→ **ENTRIES PROVIDED**

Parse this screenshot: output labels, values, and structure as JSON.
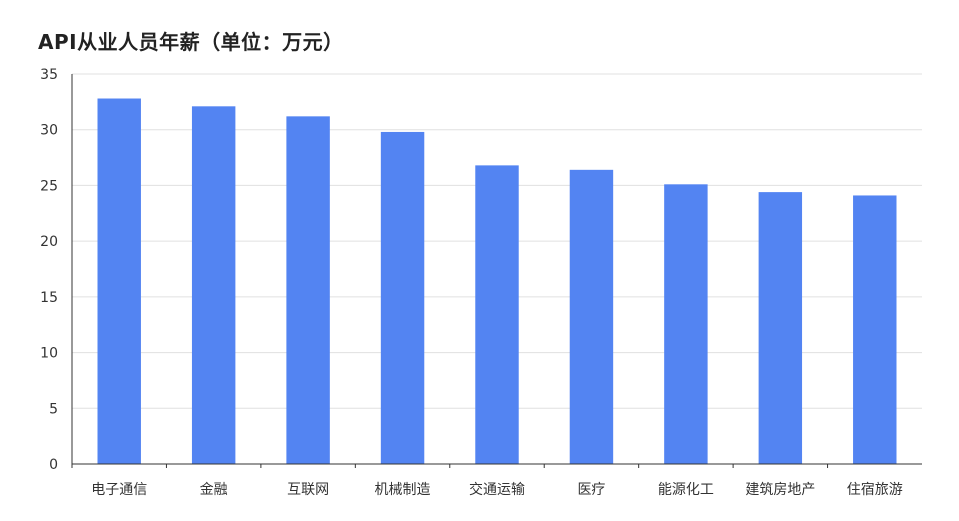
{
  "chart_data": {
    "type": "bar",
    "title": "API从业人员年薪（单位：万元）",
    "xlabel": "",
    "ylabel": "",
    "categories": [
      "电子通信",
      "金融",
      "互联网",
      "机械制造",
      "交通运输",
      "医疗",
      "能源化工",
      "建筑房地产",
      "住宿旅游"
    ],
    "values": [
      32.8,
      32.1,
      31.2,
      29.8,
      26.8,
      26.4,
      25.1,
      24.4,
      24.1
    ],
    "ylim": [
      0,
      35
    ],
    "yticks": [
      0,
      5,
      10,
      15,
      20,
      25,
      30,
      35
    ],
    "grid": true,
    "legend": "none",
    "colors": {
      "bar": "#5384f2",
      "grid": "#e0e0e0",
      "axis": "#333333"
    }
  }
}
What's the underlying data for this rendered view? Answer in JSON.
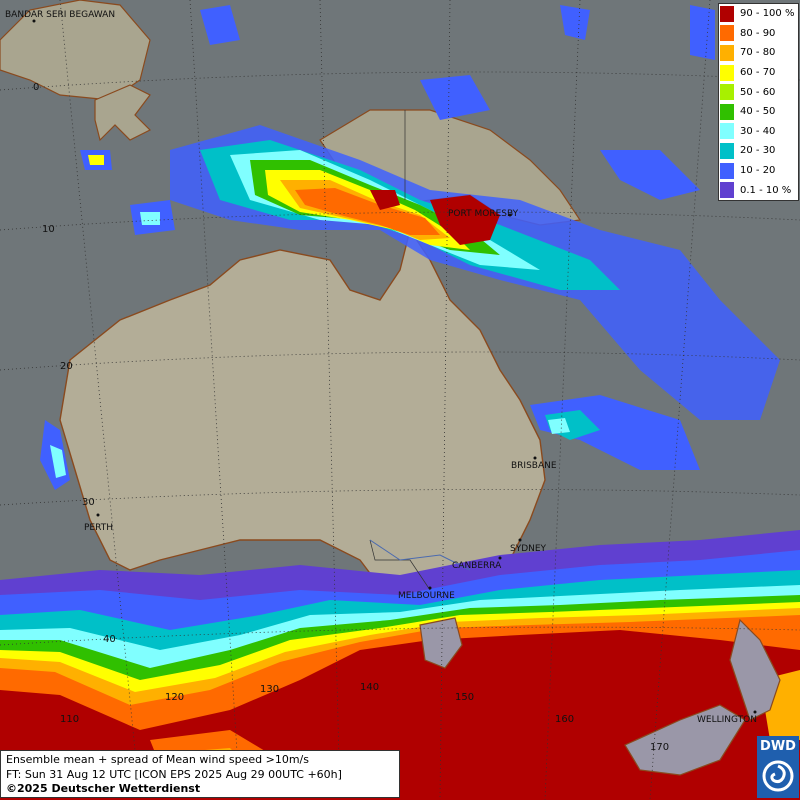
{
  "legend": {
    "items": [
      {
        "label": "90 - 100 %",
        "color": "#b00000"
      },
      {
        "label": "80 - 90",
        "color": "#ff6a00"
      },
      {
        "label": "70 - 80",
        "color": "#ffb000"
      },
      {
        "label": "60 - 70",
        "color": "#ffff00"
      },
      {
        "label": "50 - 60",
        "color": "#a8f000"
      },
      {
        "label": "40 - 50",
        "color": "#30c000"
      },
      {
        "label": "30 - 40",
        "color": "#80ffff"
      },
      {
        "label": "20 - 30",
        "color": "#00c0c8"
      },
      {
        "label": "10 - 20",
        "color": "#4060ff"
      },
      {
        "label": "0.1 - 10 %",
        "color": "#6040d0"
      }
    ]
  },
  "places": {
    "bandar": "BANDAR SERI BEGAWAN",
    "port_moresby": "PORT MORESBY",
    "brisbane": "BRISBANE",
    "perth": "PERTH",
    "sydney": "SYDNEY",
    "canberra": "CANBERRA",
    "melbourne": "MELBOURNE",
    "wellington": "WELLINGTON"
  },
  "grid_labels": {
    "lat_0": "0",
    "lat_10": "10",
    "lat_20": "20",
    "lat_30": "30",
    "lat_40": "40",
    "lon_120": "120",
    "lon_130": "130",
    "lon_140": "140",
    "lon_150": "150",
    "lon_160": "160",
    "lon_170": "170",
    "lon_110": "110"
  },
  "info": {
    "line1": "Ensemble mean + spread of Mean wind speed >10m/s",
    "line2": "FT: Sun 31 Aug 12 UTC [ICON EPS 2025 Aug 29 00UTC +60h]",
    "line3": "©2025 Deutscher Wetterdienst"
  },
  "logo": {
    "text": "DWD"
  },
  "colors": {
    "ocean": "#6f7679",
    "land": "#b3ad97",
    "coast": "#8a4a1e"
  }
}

→ **REQUEST**
Copy all the entries word for word. Omit any pictures.

→ **RESULT**
Parse this screenshot: output labels, values, and structure as JSON.
{
  "chart_data": {
    "type": "bar",
    "title": "API从业人员年薪（单位：万元）",
    "xlabel": "",
    "ylabel": "",
    "categories": [
      "电子通信",
      "金融",
      "互联网",
      "机械制造",
      "交通运输",
      "医疗",
      "能源化工",
      "建筑房地产",
      "住宿旅游"
    ],
    "values": [
      32.8,
      32.1,
      31.2,
      29.8,
      26.8,
      26.4,
      25.1,
      24.4,
      24.1
    ],
    "ylim": [
      0,
      35
    ],
    "yticks": [
      0,
      5,
      10,
      15,
      20,
      25,
      30,
      35
    ],
    "grid": true,
    "legend": "none",
    "colors": {
      "bar": "#5384f2",
      "grid": "#e0e0e0",
      "axis": "#333333"
    }
  }
}
What's the underlying data for this rendered view? Answer in JSON.
{
  "legend": {
    "items": [
      {
        "label": "90 - 100 %",
        "color": "#b00000"
      },
      {
        "label": "80 - 90",
        "color": "#ff6a00"
      },
      {
        "label": "70 - 80",
        "color": "#ffb000"
      },
      {
        "label": "60 - 70",
        "color": "#ffff00"
      },
      {
        "label": "50 - 60",
        "color": "#a8f000"
      },
      {
        "label": "40 - 50",
        "color": "#30c000"
      },
      {
        "label": "30 - 40",
        "color": "#80ffff"
      },
      {
        "label": "20 - 30",
        "color": "#00c0c8"
      },
      {
        "label": "10 - 20",
        "color": "#4060ff"
      },
      {
        "label": "0.1 - 10 %",
        "color": "#6040d0"
      }
    ]
  },
  "places": {
    "bandar": "BANDAR SERI BEGAWAN",
    "port_moresby": "PORT MORESBY",
    "brisbane": "BRISBANE",
    "perth": "PERTH",
    "sydney": "SYDNEY",
    "canberra": "CANBERRA",
    "melbourne": "MELBOURNE",
    "wellington": "WELLINGTON"
  },
  "grid_labels": {
    "lat_0": "0",
    "lat_10": "10",
    "lat_20": "20",
    "lat_30": "30",
    "lat_40": "40",
    "lon_120": "120",
    "lon_130": "130",
    "lon_140": "140",
    "lon_150": "150",
    "lon_160": "160",
    "lon_170": "170",
    "lon_110": "110"
  },
  "info": {
    "line1": "Ensemble mean + spread of Mean wind speed >10m/s",
    "line2": "FT: Sun 31 Aug 12 UTC [ICON EPS 2025 Aug 29 00UTC +60h]",
    "line3": "©2025 Deutscher Wetterdienst"
  },
  "logo": {
    "text": "DWD"
  },
  "colors": {
    "ocean": "#6f7679",
    "land": "#b3ad97",
    "coast": "#8a4a1e"
  }
}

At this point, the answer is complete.